Show all lines holding "name".

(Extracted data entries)
+ + + + +

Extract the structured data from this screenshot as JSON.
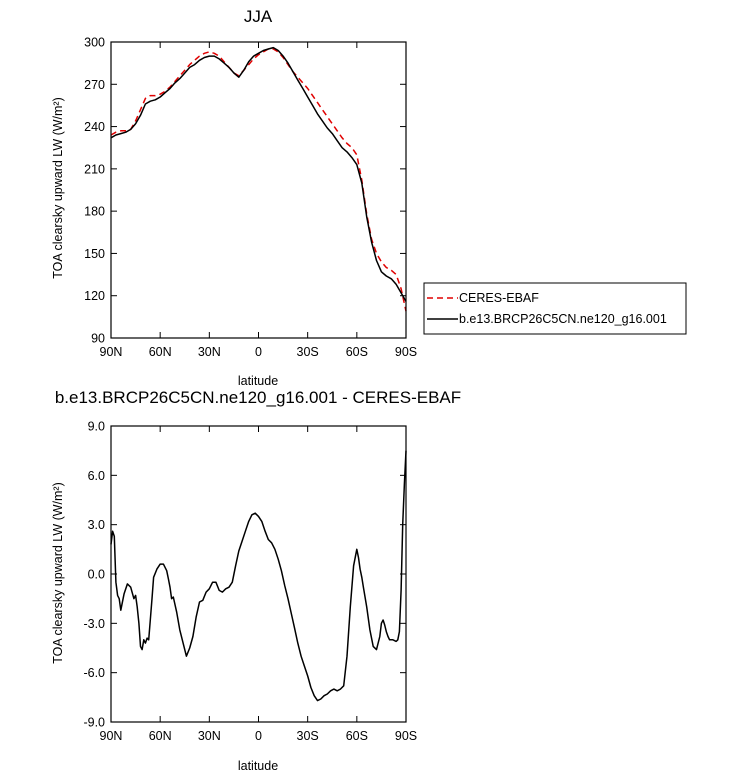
{
  "chart_data": [
    {
      "type": "line",
      "title": "JJA",
      "xlabel": "latitude",
      "ylabel": "TOA clearsky upward LW (W/m²)",
      "x_direction": "north-to-south",
      "xlim": [
        90,
        -90
      ],
      "ylim": [
        90,
        300
      ],
      "xticks": [
        90,
        60,
        30,
        0,
        -30,
        -60,
        -90
      ],
      "xtick_labels": [
        "90N",
        "60N",
        "30N",
        "0",
        "30S",
        "60S",
        "90S"
      ],
      "yticks": [
        90,
        120,
        150,
        180,
        210,
        240,
        270,
        300
      ],
      "ytick_labels": [
        "90",
        "120",
        "150",
        "180",
        "210",
        "240",
        "270",
        "300"
      ],
      "legend": {
        "placement": "outside-right",
        "entries": [
          "CERES-EBAF",
          "b.e13.BRCP26C5CN.ne120_g16.001"
        ]
      },
      "series": [
        {
          "name": "CERES-EBAF",
          "color": "#e00000",
          "dash": "dashed",
          "x": [
            90,
            87,
            84,
            81,
            78,
            75,
            72,
            69,
            66,
            63,
            60,
            57,
            54,
            51,
            48,
            45,
            42,
            39,
            36,
            33,
            30,
            27,
            24,
            21,
            18,
            15,
            12,
            9,
            6,
            3,
            0,
            -3,
            -6,
            -9,
            -12,
            -15,
            -18,
            -21,
            -24,
            -27,
            -30,
            -33,
            -36,
            -39,
            -42,
            -45,
            -48,
            -51,
            -54,
            -57,
            -60,
            -63,
            -66,
            -69,
            -72,
            -75,
            -78,
            -81,
            -84,
            -87,
            -90
          ],
          "y": [
            234,
            236,
            237,
            237,
            238,
            244,
            252,
            260,
            262,
            262,
            263,
            265,
            268,
            272,
            276,
            280,
            284,
            287,
            290,
            292,
            293,
            292,
            290,
            286,
            282,
            278,
            276,
            280,
            284,
            288,
            291,
            293,
            295,
            295,
            293,
            289,
            284,
            279,
            275,
            271,
            267,
            262,
            257,
            252,
            247,
            242,
            237,
            232,
            228,
            225,
            220,
            202,
            178,
            160,
            150,
            144,
            140,
            138,
            135,
            125,
            109
          ]
        },
        {
          "name": "b.e13.BRCP26C5CN.ne120_g16.001",
          "color": "#000000",
          "dash": "solid",
          "x": [
            90,
            87,
            84,
            81,
            78,
            75,
            72,
            69,
            66,
            63,
            60,
            57,
            54,
            51,
            48,
            45,
            42,
            39,
            36,
            33,
            30,
            27,
            24,
            21,
            18,
            15,
            12,
            9,
            6,
            3,
            0,
            -3,
            -6,
            -9,
            -12,
            -15,
            -18,
            -21,
            -24,
            -27,
            -30,
            -33,
            -36,
            -39,
            -42,
            -45,
            -48,
            -51,
            -54,
            -57,
            -60,
            -63,
            -66,
            -69,
            -72,
            -75,
            -78,
            -81,
            -84,
            -87,
            -90
          ],
          "y": [
            232,
            234,
            235,
            236,
            238,
            242,
            248,
            256,
            258,
            259,
            261,
            264,
            267,
            271,
            274,
            278,
            282,
            284,
            287,
            289,
            290,
            290,
            288,
            285,
            282,
            278,
            275,
            280,
            286,
            290,
            292,
            294,
            295,
            296,
            294,
            290,
            285,
            279,
            273,
            267,
            261,
            255,
            249,
            244,
            239,
            235,
            230,
            225,
            222,
            218,
            213,
            200,
            176,
            158,
            145,
            137,
            134,
            132,
            128,
            122,
            116
          ]
        }
      ]
    },
    {
      "type": "line",
      "title": "b.e13.BRCP26C5CN.ne120_g16.001 - CERES-EBAF",
      "xlabel": "latitude",
      "ylabel": "TOA clearsky upward LW (W/m²)",
      "x_direction": "north-to-south",
      "xlim": [
        90,
        -90
      ],
      "ylim": [
        -9,
        9
      ],
      "xticks": [
        90,
        60,
        30,
        0,
        -30,
        -60,
        -90
      ],
      "xtick_labels": [
        "90N",
        "60N",
        "30N",
        "0",
        "30S",
        "60S",
        "90S"
      ],
      "yticks": [
        -9,
        -6,
        -3,
        0,
        3,
        6,
        9
      ],
      "ytick_labels": [
        "-9.0",
        "-6.0",
        "-3.0",
        "0.0",
        "3.0",
        "6.0",
        "9.0"
      ],
      "series": [
        {
          "color": "#000000",
          "dash": "solid",
          "x": [
            90,
            89,
            88,
            87,
            86,
            85,
            84,
            82,
            80,
            78,
            76,
            75,
            74,
            73,
            72,
            71,
            70,
            69,
            68,
            67,
            66,
            65,
            64,
            62,
            60,
            58,
            56,
            55,
            54,
            53,
            52,
            50,
            48,
            46,
            44,
            42,
            40,
            38,
            36,
            34,
            32,
            30,
            28,
            26,
            24,
            22,
            20,
            18,
            16,
            14,
            12,
            10,
            8,
            6,
            4,
            2,
            0,
            -2,
            -4,
            -6,
            -8,
            -10,
            -12,
            -14,
            -16,
            -18,
            -20,
            -22,
            -24,
            -26,
            -28,
            -30,
            -32,
            -34,
            -36,
            -38,
            -40,
            -42,
            -44,
            -46,
            -48,
            -50,
            -52,
            -54,
            -56,
            -58,
            -60,
            -61,
            -62,
            -63,
            -64,
            -66,
            -68,
            -70,
            -72,
            -74,
            -75,
            -76,
            -77,
            -78,
            -79,
            -80,
            -82,
            -84,
            -85,
            -86,
            -87,
            -88,
            -89,
            -90
          ],
          "y": [
            1.8,
            2.6,
            2.3,
            -0.5,
            -1.3,
            -1.5,
            -2.2,
            -1.2,
            -0.6,
            -0.8,
            -1.5,
            -1.3,
            -2.0,
            -3.0,
            -4.4,
            -4.6,
            -4.0,
            -4.2,
            -3.9,
            -4.0,
            -2.8,
            -1.5,
            -0.2,
            0.3,
            0.6,
            0.6,
            0.2,
            -0.3,
            -0.8,
            -1.5,
            -1.4,
            -2.3,
            -3.4,
            -4.2,
            -5.0,
            -4.5,
            -3.8,
            -2.6,
            -1.7,
            -1.6,
            -1.1,
            -0.9,
            -0.5,
            -0.5,
            -1.0,
            -1.1,
            -0.9,
            -0.8,
            -0.5,
            0.5,
            1.4,
            2.0,
            2.6,
            3.2,
            3.6,
            3.7,
            3.5,
            3.2,
            2.6,
            2.1,
            1.9,
            1.5,
            0.9,
            0.2,
            -0.7,
            -1.5,
            -2.4,
            -3.3,
            -4.2,
            -5.0,
            -5.6,
            -6.2,
            -6.9,
            -7.4,
            -7.7,
            -7.6,
            -7.4,
            -7.3,
            -7.1,
            -7.0,
            -7.1,
            -7.0,
            -6.8,
            -5.0,
            -2.0,
            0.5,
            1.5,
            1.0,
            0.3,
            -0.2,
            -0.8,
            -2.0,
            -3.4,
            -4.4,
            -4.6,
            -3.8,
            -3.0,
            -2.8,
            -3.1,
            -3.5,
            -3.8,
            -4.0,
            -4.0,
            -4.1,
            -4.0,
            -3.5,
            -1.0,
            3.0,
            5.5,
            7.5
          ]
        }
      ]
    }
  ]
}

+ + + + +

**Completed exercise**
          "name": "CERES-EBAF",
          "name": "b.e13.BRCP26C5CN.ne120_g16.001",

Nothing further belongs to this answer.